[Collected data]
━━━━━━━━

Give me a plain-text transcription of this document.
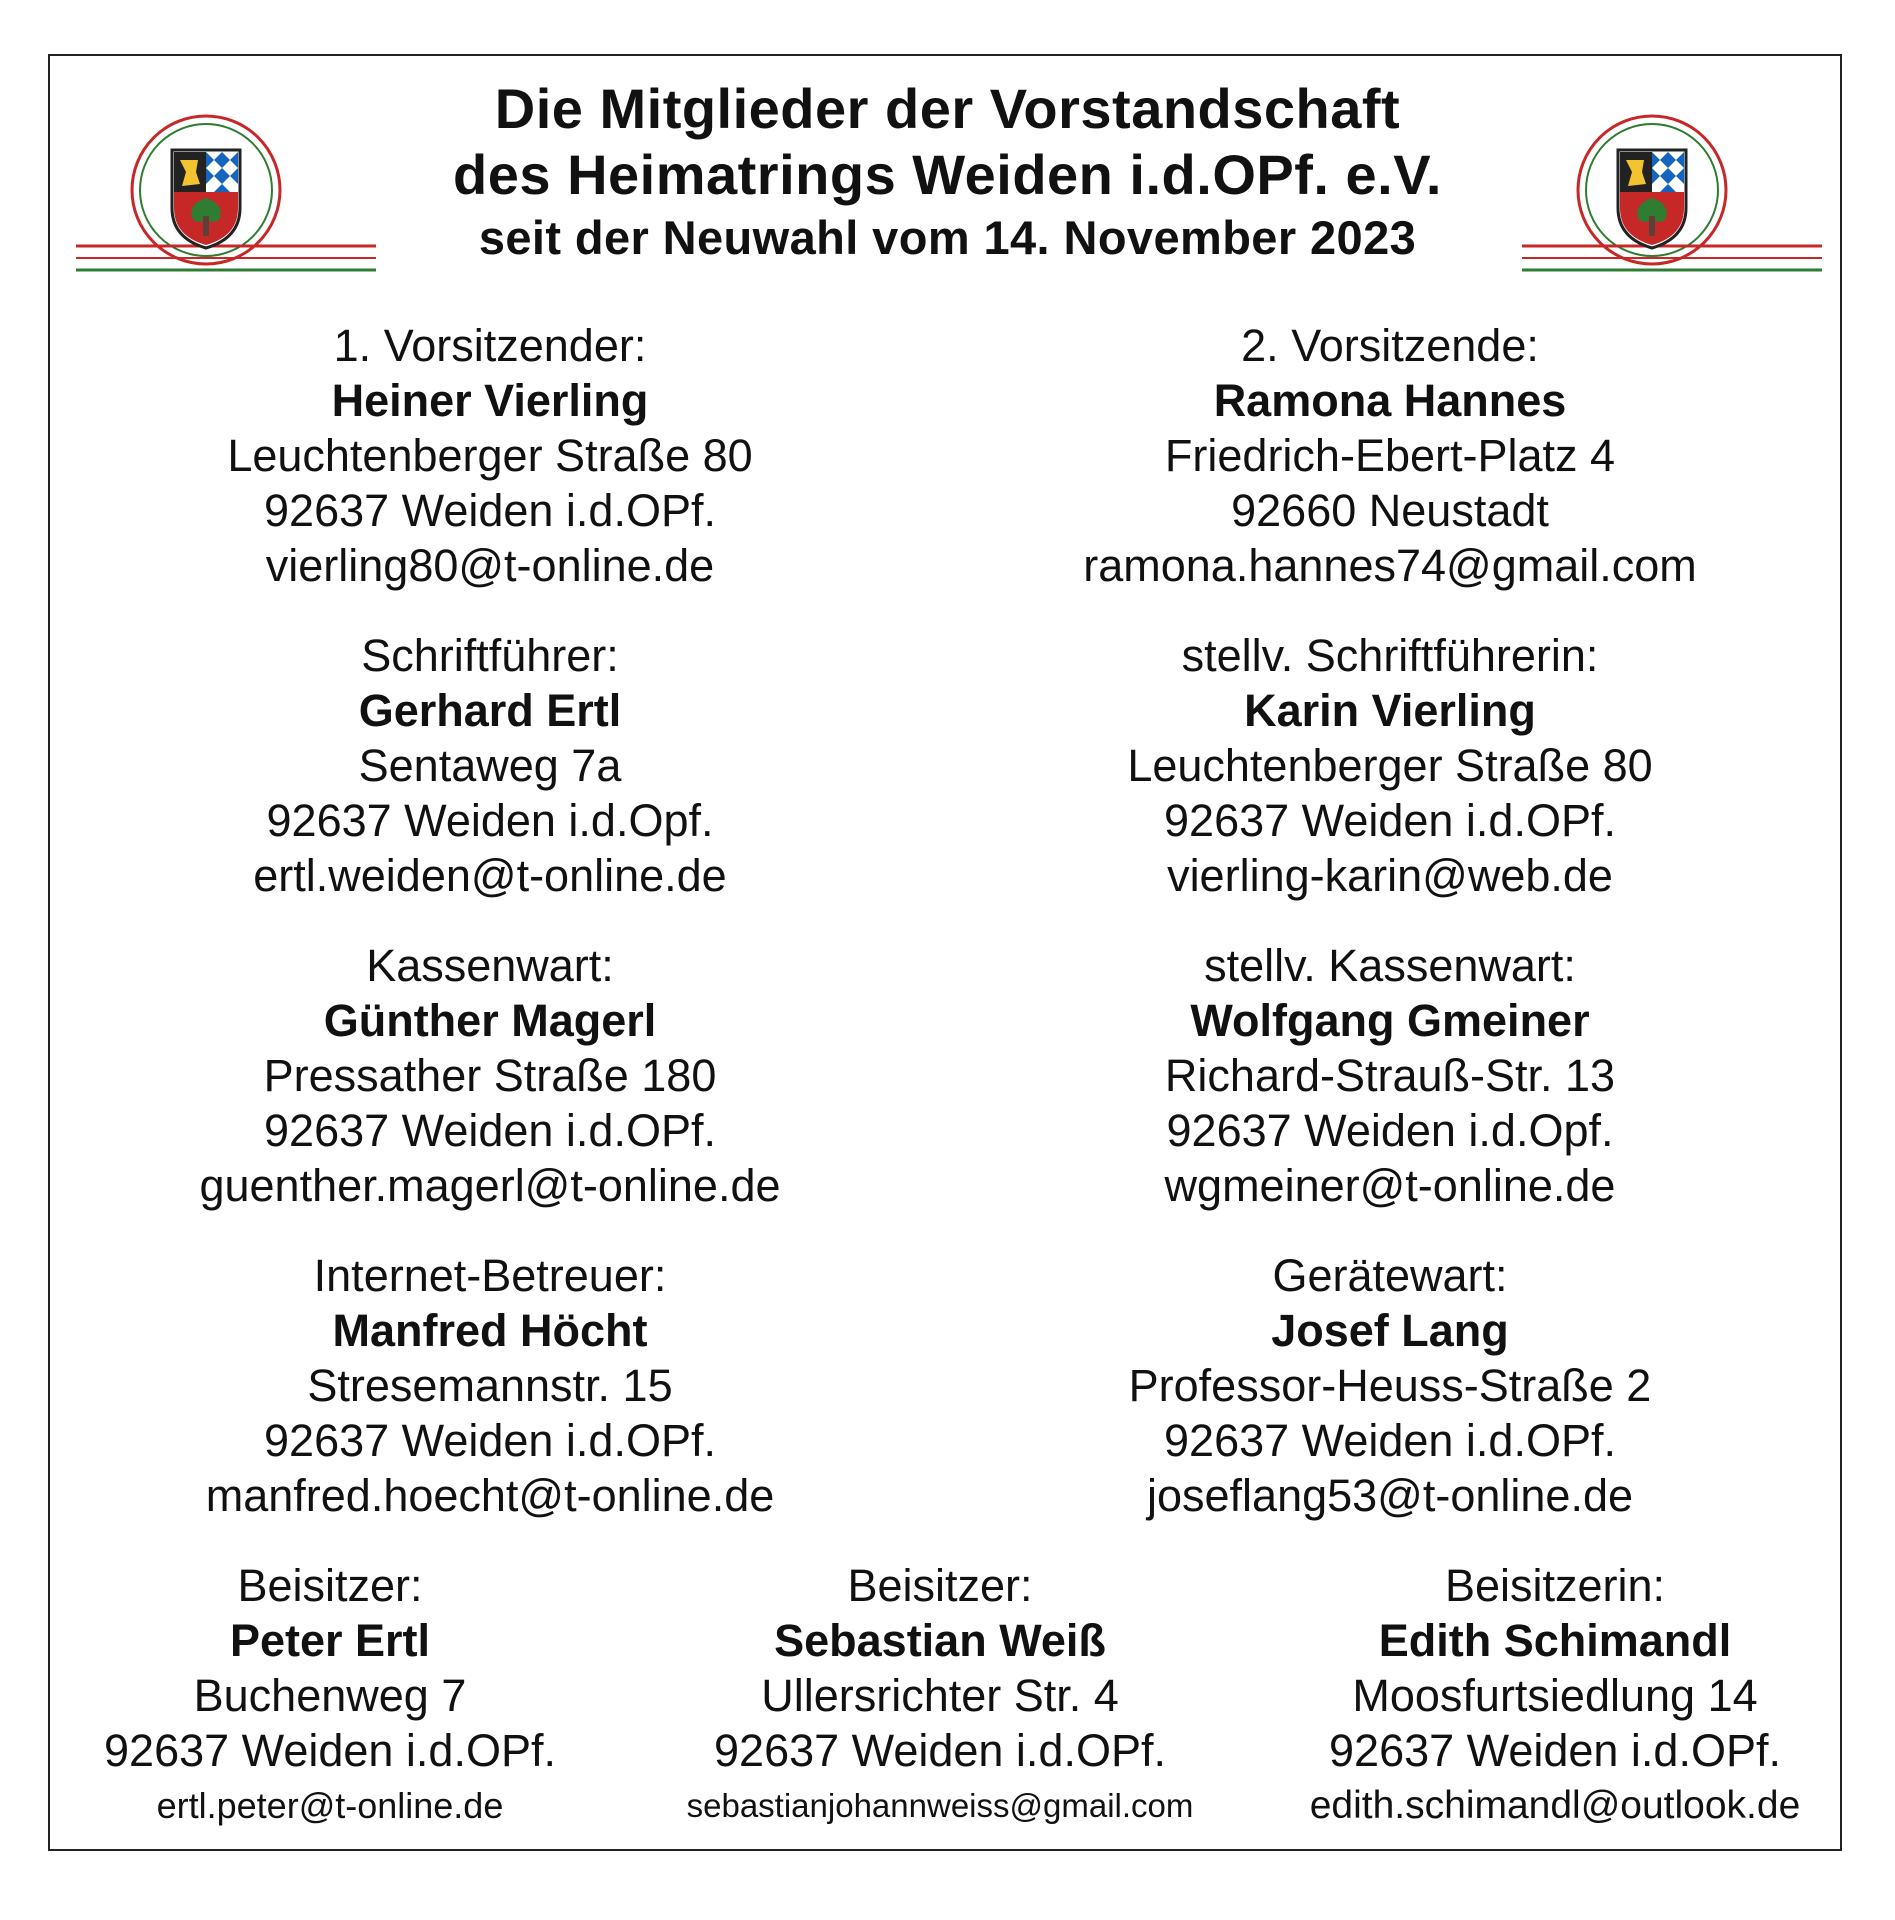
Die Mitglieder der Vorstandschaft
des Heimatrings Weiden i.d.OPf. e.V.
seit der Neuwahl vom 14. November 2023
1. Vorsitzender:
Heiner Vierling
Leuchtenberger Straße 80
92637 Weiden i.d.OPf.
vierling80@t-online.de
2. Vorsitzende:
Ramona Hannes
Friedrich-Ebert-Platz 4
92660 Neustadt
ramona.hannes74@gmail.com
Schriftführer:
Gerhard Ertl
Sentaweg 7a
92637 Weiden i.d.Opf.
ertl.weiden@t-online.de
stellv. Schriftführerin:
Karin Vierling
Leuchtenberger Straße 80
92637 Weiden i.d.OPf.
vierling-karin@web.de
Kassenwart:
Günther Magerl
Pressather Straße 180
92637 Weiden i.d.OPf.
guenther.magerl@t-online.de
stellv. Kassenwart:
Wolfgang Gmeiner
Richard-Strauß-Str. 13
92637 Weiden i.d.Opf.
wgmeiner@t-online.de
Internet-Betreuer:
Manfred Höcht
Stresemannstr. 15
92637 Weiden i.d.OPf.
manfred.hoecht@t-online.de
Gerätewart:
Josef Lang
Professor-Heuss-Straße 2
92637 Weiden i.d.OPf.
joseflang53@t-online.de
Beisitzer:
Peter Ertl
Buchenweg 7
92637 Weiden i.d.OPf.
ertl.peter@t-online.de
Beisitzer:
Sebastian Weiß
Ullersrichter Str. 4
92637 Weiden i.d.OPf.
sebastianjohannweiss@gmail.com
Beisitzerin:
Edith Schimandl
Moosfurtsiedlung 14
92637 Weiden i.d.OPf.
edith.schimandl@outlook.de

━━━━━━━━

-- Do this --
Find all lines with "Straße" in them and copy each one.

-- Final result --
Leuchtenberger Straße 80
Leuchtenberger Straße 80
Pressather Straße 180
Professor-Heuss-Straße 2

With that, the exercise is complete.